Below are some records; retype all of them exactly.

━━━━━ Dataset rows

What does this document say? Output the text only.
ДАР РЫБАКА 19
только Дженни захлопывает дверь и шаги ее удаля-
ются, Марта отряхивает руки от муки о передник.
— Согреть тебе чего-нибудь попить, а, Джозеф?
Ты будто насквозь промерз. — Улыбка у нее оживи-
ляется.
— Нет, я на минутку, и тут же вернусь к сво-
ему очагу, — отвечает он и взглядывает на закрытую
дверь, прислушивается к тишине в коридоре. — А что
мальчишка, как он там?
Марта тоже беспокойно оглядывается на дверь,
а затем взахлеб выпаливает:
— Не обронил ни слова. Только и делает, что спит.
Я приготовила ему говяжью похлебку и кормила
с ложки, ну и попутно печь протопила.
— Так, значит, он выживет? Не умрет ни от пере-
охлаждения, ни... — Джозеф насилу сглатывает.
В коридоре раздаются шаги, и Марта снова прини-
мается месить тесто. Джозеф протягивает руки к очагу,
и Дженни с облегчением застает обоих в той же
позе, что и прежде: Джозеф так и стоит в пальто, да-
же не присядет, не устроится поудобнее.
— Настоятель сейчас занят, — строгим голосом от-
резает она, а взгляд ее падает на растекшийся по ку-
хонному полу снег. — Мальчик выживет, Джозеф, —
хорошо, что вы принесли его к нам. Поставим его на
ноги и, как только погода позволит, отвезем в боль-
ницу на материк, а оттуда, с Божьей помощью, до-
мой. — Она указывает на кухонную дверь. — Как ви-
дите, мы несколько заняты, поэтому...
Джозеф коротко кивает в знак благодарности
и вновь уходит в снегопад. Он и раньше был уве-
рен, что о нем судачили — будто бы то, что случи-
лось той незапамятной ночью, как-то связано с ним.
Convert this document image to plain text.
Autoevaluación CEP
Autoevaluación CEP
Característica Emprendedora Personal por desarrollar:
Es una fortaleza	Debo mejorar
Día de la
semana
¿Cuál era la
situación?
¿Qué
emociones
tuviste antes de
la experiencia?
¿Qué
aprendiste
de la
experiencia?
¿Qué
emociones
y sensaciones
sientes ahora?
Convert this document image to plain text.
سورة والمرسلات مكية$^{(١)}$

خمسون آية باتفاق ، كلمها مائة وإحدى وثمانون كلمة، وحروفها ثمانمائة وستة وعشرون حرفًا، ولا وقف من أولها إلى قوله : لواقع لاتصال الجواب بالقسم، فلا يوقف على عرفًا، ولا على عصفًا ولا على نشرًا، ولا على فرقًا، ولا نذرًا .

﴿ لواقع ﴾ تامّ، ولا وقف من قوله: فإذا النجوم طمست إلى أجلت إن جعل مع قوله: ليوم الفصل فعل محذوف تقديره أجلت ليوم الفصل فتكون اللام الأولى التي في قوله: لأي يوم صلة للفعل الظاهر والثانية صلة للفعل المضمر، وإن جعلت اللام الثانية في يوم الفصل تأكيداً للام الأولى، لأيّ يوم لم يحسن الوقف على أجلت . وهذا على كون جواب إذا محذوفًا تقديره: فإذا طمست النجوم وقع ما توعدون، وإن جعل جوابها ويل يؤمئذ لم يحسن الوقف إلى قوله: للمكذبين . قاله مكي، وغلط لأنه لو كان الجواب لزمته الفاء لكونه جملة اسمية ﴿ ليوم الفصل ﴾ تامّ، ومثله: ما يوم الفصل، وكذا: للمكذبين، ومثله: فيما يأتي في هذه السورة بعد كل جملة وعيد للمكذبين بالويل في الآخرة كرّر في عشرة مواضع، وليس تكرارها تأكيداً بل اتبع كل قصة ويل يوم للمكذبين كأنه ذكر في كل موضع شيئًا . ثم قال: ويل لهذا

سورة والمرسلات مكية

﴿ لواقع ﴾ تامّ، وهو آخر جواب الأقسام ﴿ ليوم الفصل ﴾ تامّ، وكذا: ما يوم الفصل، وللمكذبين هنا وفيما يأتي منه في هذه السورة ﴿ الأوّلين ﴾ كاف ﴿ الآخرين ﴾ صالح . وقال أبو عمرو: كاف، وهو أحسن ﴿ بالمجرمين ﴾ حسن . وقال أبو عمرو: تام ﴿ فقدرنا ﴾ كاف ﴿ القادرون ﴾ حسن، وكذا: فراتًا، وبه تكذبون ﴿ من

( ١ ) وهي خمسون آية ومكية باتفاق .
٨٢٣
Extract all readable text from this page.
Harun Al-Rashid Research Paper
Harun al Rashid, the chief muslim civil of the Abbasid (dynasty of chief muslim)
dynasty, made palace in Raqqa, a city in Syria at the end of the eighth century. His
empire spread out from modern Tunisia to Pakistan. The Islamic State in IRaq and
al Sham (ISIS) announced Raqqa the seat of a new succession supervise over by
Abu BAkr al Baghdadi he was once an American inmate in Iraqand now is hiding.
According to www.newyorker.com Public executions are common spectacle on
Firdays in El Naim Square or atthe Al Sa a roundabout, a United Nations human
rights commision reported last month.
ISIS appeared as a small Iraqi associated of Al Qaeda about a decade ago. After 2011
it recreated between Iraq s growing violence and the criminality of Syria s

━━━━━━━━━━

*Answer to this exercise*.
What does this document say? Output the text only.
ДАР РЫБАКА 19
только Дженни захлопывает дверь и шаги ее удаля-
ются, Марта отряхивает руки от муки о передник.
— Согреть тебе чего-нибудь попить, а, Джозеф?
Ты будто насквозь промерз. — Улыбка у нее оживи-
ляется.
— Нет, я на минутку, и тут же вернусь к сво-
ему очагу, — отвечает он и взглядывает на закрытую
дверь, прислушивается к тишине в коридоре. — А что
мальчишка, как он там?
Марта тоже беспокойно оглядывается на дверь,
а затем взахлеб выпаливает:
— Не обронил ни слова. Только и делает, что спит.
Я приготовила ему говяжью похлебку и кормила
с ложки, ну и попутно печь протопила.
— Так, значит, он выживет? Не умрет ни от пере-
охлаждения, ни... — Джозеф насилу сглатывает.
В коридоре раздаются шаги, и Марта снова прини-
мается месить тесто. Джозеф протягивает руки к очагу,
и Дженни с облегчением застает обоих в той же
позе, что и прежде: Джозеф так и стоит в пальто, да-
же не присядет, не устроится поудобнее.
— Настоятель сейчас занят, — строгим голосом от-
резает она, а взгляд ее падает на растекшийся по ку-
хонному полу снег. — Мальчик выживет, Джозеф, —
хорошо, что вы принесли его к нам. Поставим его на
ноги и, как только погода позволит, отвезем в боль-
ницу на материк, а оттуда, с Божьей помощью, до-
мой. — Она указывает на кухонную дверь. — Как ви-
дите, мы несколько заняты, поэтому...
Джозеф коротко кивает в знак благодарности
и вновь уходит в снегопад. Он и раньше был уве-
рен, что о нем судачили — будто бы то, что случи-
лось той незапамятной ночью, как-то связано с ним.
Convert this document image to plain text.
Autoevaluación CEP
Autoevaluación CEP
Característica Emprendedora Personal por desarrollar:
Es una fortaleza	Debo mejorar
Día de la
semana
¿Cuál era la
situación?
¿Qué
emociones
tuviste antes de
la experiencia?
¿Qué
aprendiste
de la
experiencia?
¿Qué
emociones
y sensaciones
sientes ahora?
Convert this document image to plain text.
سورة والمرسلات مكية$^{(١)}$

خمسون آية باتفاق ، كلمها مائة وإحدى وثمانون كلمة، وحروفها ثمانمائة وستة وعشرون حرفًا، ولا وقف من أولها إلى قوله : لواقع لاتصال الجواب بالقسم، فلا يوقف على عرفًا، ولا على عصفًا ولا على نشرًا، ولا على فرقًا، ولا نذرًا .

﴿ لواقع ﴾ تامّ، ولا وقف من قوله: فإذا النجوم طمست إلى أجلت إن جعل مع قوله: ليوم الفصل فعل محذوف تقديره أجلت ليوم الفصل فتكون اللام الأولى التي في قوله: لأي يوم صلة للفعل الظاهر والثانية صلة للفعل المضمر، وإن جعلت اللام الثانية في يوم الفصل تأكيداً للام الأولى، لأيّ يوم لم يحسن الوقف على أجلت . وهذا على كون جواب إذا محذوفًا تقديره: فإذا طمست النجوم وقع ما توعدون، وإن جعل جوابها ويل يؤمئذ لم يحسن الوقف إلى قوله: للمكذبين . قاله مكي، وغلط لأنه لو كان الجواب لزمته الفاء لكونه جملة اسمية ﴿ ليوم الفصل ﴾ تامّ، ومثله: ما يوم الفصل، وكذا: للمكذبين، ومثله: فيما يأتي في هذه السورة بعد كل جملة وعيد للمكذبين بالويل في الآخرة كرّر في عشرة مواضع، وليس تكرارها تأكيداً بل اتبع كل قصة ويل يوم للمكذبين كأنه ذكر في كل موضع شيئًا . ثم قال: ويل لهذا

سورة والمرسلات مكية

﴿ لواقع ﴾ تامّ، وهو آخر جواب الأقسام ﴿ ليوم الفصل ﴾ تامّ، وكذا: ما يوم الفصل، وللمكذبين هنا وفيما يأتي منه في هذه السورة ﴿ الأوّلين ﴾ كاف ﴿ الآخرين ﴾ صالح . وقال أبو عمرو: كاف، وهو أحسن ﴿ بالمجرمين ﴾ حسن . وقال أبو عمرو: تام ﴿ فقدرنا ﴾ كاف ﴿ القادرون ﴾ حسن، وكذا: فراتًا، وبه تكذبون ﴿ من

( ١ ) وهي خمسون آية ومكية باتفاق .
٨٢٣
Extract all readable text from this page.
Harun Al-Rashid Research Paper
Harun al Rashid, the chief muslim civil of the Abbasid (dynasty of chief muslim)
dynasty, made palace in Raqqa, a city in Syria at the end of the eighth century. His
empire spread out from modern Tunisia to Pakistan. The Islamic State in IRaq and
al Sham (ISIS) announced Raqqa the seat of a new succession supervise over by
Abu BAkr al Baghdadi he was once an American inmate in Iraqand now is hiding.
According to www.newyorker.com Public executions are common spectacle on
Firdays in El Naim Square or atthe Al Sa a roundabout, a United Nations human
rights commision reported last month.
ISIS appeared as a small Iraqi associated of Al Qaeda about a decade ago. After 2011
it recreated between Iraq s growing violence and the criminality of Syria s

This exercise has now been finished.